What is needed
From the entries below, please gather each line containing the string "driving".
<<<<
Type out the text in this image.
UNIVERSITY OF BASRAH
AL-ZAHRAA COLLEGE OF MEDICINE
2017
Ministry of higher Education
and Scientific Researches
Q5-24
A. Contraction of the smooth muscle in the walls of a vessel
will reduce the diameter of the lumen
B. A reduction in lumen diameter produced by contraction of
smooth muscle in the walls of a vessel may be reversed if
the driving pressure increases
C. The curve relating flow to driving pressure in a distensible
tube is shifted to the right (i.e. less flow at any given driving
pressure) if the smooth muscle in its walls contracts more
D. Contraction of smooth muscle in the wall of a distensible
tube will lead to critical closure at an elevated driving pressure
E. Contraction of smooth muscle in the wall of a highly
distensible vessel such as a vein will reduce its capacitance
>>>>
Complete answer
the driving pressure increases
C. The curve relating flow to driving pressure in a distensible
tube is shifted to the right (i.e. less flow at any given driving
tube will lead to critical closure at an elevated driving pressure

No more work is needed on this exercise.